▶ Given instruction
Using the data below, copy every line that contains the word "object".

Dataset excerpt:
┌──

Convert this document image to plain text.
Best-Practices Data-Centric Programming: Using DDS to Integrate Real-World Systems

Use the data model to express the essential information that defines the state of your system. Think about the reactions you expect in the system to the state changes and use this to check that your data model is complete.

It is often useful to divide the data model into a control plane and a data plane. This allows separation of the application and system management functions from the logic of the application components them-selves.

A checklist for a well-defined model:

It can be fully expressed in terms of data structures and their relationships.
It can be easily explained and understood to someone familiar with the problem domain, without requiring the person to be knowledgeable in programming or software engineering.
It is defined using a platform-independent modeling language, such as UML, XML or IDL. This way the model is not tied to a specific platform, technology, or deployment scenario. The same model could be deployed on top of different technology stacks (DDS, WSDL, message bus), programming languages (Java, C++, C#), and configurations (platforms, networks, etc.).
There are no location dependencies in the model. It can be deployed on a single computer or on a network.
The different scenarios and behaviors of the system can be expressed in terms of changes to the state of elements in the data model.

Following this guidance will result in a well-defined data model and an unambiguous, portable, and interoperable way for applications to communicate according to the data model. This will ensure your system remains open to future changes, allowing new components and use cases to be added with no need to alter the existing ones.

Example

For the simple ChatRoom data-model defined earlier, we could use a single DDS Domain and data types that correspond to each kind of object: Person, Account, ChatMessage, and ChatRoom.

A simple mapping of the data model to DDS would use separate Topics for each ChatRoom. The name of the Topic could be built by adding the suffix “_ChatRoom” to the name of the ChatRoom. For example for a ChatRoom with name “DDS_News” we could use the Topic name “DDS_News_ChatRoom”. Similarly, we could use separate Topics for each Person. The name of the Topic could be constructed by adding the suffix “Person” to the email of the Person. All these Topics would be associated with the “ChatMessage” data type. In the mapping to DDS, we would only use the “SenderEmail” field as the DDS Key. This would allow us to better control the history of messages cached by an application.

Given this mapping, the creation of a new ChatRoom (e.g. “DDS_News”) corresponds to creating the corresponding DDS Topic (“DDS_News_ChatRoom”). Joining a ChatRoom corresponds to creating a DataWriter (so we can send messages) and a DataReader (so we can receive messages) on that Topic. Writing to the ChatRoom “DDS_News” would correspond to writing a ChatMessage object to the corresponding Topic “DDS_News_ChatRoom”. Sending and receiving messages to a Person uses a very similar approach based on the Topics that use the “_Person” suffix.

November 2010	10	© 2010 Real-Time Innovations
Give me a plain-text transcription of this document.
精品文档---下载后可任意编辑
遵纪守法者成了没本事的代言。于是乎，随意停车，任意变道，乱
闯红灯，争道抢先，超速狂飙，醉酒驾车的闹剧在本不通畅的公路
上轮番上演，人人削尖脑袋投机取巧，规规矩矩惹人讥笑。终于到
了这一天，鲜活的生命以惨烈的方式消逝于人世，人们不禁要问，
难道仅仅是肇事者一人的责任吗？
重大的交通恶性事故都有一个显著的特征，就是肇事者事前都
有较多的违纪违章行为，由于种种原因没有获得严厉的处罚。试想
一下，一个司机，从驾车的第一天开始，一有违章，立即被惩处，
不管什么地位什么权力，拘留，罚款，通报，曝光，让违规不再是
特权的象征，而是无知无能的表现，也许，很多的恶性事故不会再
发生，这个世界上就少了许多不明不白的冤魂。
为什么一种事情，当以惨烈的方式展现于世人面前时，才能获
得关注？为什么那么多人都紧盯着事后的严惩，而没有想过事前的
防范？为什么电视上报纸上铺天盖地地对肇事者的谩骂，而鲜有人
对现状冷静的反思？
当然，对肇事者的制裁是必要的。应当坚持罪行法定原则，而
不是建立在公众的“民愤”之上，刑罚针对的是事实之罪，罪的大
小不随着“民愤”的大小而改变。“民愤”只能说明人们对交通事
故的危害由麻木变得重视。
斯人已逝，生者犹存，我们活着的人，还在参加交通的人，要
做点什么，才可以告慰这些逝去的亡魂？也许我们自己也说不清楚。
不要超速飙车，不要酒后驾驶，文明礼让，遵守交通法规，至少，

└──

▶ Solution below
For the simple ChatRoom data-model defined earlier, we could use a single DDS Domain and data types that correspond to each kind of object: Person, Account, ChatMessage, and ChatRoom.
Given this mapping, the creation of a new ChatRoom (e.g. “DDS_News”) corresponds to creating the corresponding DDS Topic (“DDS_News_ChatRoom”). Joining a ChatRoom corresponds to creating a DataWriter (so we can send messages) and a DataReader (so we can receive messages) on that Topic. Writing to the ChatRoom “DDS_News” would correspond to writing a ChatMessage object to the corresponding Topic “DDS_News_ChatRoom”. Sending and receiving messages to a Person uses a very similar approach based on the Topics that use the “_Person” suffix.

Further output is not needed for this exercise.